• Your task: Look through the records and report how many lines include the word "SDLC", with no other words.

────────────────────────────────────────

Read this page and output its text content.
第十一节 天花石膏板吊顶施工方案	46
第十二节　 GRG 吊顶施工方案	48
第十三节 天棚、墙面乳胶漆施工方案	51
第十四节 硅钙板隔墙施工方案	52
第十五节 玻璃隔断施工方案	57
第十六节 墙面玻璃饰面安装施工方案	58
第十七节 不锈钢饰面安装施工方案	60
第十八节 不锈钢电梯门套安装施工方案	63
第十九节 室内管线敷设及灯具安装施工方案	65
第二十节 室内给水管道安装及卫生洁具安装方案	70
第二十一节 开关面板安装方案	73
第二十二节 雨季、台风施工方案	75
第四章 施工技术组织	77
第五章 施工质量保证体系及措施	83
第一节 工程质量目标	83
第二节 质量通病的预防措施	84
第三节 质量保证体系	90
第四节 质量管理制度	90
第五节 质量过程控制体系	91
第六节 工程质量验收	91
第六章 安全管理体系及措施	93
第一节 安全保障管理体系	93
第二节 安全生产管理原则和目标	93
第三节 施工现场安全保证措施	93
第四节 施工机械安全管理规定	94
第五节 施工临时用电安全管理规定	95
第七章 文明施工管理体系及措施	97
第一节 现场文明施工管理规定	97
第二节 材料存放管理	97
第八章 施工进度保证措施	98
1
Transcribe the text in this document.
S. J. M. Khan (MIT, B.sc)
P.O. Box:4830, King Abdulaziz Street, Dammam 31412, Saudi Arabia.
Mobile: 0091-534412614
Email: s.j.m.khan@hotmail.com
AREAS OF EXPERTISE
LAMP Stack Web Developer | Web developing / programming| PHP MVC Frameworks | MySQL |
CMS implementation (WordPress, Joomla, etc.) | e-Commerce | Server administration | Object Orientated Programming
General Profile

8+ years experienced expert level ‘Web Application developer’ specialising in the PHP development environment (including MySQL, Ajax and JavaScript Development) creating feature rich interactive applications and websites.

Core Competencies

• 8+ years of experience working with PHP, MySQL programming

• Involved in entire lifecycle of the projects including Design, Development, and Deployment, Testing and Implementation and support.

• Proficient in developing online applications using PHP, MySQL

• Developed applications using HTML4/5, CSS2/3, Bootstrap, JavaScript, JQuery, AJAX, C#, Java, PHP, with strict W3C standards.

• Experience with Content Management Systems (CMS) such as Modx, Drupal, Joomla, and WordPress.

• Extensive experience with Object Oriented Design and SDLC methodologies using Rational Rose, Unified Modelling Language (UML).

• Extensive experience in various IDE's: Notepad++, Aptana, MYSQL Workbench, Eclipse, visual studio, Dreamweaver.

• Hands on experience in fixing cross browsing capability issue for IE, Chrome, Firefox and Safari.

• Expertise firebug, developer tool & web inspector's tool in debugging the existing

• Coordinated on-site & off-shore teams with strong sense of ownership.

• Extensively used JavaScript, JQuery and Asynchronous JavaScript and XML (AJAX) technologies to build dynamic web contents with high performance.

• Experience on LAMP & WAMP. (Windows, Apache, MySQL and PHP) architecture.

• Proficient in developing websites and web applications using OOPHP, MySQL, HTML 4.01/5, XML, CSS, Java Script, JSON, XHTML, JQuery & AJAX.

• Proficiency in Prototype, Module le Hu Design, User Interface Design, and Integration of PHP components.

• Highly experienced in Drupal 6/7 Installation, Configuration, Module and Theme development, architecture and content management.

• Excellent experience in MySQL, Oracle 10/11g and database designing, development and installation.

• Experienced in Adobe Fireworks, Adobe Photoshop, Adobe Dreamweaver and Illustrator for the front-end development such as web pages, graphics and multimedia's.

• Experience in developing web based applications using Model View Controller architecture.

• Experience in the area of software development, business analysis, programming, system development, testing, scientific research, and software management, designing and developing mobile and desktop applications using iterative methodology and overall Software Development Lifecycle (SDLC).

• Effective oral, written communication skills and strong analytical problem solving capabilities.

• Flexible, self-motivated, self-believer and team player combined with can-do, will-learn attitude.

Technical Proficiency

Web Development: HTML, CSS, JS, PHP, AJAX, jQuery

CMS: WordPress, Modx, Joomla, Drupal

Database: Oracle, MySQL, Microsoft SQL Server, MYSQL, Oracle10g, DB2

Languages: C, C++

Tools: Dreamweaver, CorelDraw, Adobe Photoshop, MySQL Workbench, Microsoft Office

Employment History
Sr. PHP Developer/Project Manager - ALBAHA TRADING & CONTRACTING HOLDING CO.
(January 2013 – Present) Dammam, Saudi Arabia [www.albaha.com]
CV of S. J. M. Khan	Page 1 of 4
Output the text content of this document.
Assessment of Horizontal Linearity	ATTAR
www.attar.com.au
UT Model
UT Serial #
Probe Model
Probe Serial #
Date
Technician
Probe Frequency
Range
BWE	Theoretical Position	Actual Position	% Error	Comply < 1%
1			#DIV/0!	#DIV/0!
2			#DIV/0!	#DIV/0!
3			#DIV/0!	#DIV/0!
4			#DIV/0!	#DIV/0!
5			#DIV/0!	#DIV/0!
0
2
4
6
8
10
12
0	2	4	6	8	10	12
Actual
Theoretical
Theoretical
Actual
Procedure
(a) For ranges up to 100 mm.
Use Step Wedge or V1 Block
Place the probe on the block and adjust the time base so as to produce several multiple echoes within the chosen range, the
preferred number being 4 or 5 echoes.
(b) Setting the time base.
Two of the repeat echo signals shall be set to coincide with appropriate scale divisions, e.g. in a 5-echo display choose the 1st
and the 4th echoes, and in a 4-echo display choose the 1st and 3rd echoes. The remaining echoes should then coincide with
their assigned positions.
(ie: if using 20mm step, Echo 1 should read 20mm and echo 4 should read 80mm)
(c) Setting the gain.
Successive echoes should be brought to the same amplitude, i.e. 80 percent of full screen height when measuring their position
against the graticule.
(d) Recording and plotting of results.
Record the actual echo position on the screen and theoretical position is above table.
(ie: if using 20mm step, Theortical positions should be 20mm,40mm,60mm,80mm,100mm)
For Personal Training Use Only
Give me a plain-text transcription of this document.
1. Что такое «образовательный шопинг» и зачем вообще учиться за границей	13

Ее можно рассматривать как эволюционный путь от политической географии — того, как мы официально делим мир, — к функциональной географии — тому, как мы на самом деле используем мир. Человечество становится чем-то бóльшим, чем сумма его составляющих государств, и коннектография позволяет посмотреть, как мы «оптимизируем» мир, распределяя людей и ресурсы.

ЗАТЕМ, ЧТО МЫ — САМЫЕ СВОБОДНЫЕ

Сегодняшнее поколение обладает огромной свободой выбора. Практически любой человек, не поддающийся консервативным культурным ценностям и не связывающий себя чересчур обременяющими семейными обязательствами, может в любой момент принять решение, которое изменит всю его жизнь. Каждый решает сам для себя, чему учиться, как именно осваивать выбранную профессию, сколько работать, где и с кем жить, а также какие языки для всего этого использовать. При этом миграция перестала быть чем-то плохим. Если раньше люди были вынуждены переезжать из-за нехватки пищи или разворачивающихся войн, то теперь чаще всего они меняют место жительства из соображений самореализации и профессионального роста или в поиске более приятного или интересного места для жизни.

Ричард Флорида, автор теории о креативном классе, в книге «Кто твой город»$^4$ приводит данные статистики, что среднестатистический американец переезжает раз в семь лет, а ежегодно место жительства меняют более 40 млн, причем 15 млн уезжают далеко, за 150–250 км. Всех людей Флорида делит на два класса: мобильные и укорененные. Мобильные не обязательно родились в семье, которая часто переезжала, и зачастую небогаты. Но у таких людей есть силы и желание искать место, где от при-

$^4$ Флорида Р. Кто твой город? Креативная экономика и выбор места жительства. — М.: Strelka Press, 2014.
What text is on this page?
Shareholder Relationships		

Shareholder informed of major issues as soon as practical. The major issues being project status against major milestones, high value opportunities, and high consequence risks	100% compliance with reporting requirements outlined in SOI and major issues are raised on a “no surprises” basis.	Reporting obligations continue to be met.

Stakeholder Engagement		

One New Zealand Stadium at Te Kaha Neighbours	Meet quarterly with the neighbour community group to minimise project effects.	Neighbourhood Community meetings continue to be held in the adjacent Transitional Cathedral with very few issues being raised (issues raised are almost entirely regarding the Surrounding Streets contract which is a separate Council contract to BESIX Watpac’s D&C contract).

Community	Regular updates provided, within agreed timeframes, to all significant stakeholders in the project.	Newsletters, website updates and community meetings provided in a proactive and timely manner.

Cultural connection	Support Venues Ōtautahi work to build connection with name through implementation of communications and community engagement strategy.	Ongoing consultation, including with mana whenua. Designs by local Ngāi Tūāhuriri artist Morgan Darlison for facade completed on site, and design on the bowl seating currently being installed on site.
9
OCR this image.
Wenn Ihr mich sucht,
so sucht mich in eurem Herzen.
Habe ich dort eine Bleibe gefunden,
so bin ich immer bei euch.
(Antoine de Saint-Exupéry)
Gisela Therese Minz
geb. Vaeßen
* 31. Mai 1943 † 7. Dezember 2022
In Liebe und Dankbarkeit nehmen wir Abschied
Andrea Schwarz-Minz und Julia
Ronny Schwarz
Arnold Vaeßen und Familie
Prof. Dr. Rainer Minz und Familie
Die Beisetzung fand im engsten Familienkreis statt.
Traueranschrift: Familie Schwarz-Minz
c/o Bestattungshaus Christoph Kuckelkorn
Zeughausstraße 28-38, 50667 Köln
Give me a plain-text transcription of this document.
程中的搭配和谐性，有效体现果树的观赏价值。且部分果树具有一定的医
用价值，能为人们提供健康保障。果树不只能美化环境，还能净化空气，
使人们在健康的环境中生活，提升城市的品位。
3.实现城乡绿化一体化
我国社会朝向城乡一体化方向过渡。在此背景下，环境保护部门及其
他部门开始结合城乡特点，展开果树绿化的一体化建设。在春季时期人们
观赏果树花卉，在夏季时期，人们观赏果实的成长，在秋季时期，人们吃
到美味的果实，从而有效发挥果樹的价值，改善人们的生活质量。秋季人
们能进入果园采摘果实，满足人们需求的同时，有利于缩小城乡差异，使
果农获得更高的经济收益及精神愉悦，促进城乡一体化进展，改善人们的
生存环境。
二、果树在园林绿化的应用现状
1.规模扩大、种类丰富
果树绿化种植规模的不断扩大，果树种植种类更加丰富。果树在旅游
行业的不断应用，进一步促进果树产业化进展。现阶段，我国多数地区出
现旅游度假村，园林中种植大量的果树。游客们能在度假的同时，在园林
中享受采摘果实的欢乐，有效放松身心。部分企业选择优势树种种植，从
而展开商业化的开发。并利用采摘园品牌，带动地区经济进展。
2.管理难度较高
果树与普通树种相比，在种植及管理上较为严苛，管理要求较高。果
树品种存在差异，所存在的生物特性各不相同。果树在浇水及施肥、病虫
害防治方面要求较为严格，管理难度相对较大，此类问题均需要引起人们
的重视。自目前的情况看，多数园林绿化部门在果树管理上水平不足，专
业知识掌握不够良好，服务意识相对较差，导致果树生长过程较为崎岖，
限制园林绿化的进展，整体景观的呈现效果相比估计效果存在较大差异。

────────────────────────────────────────

• Output below: 2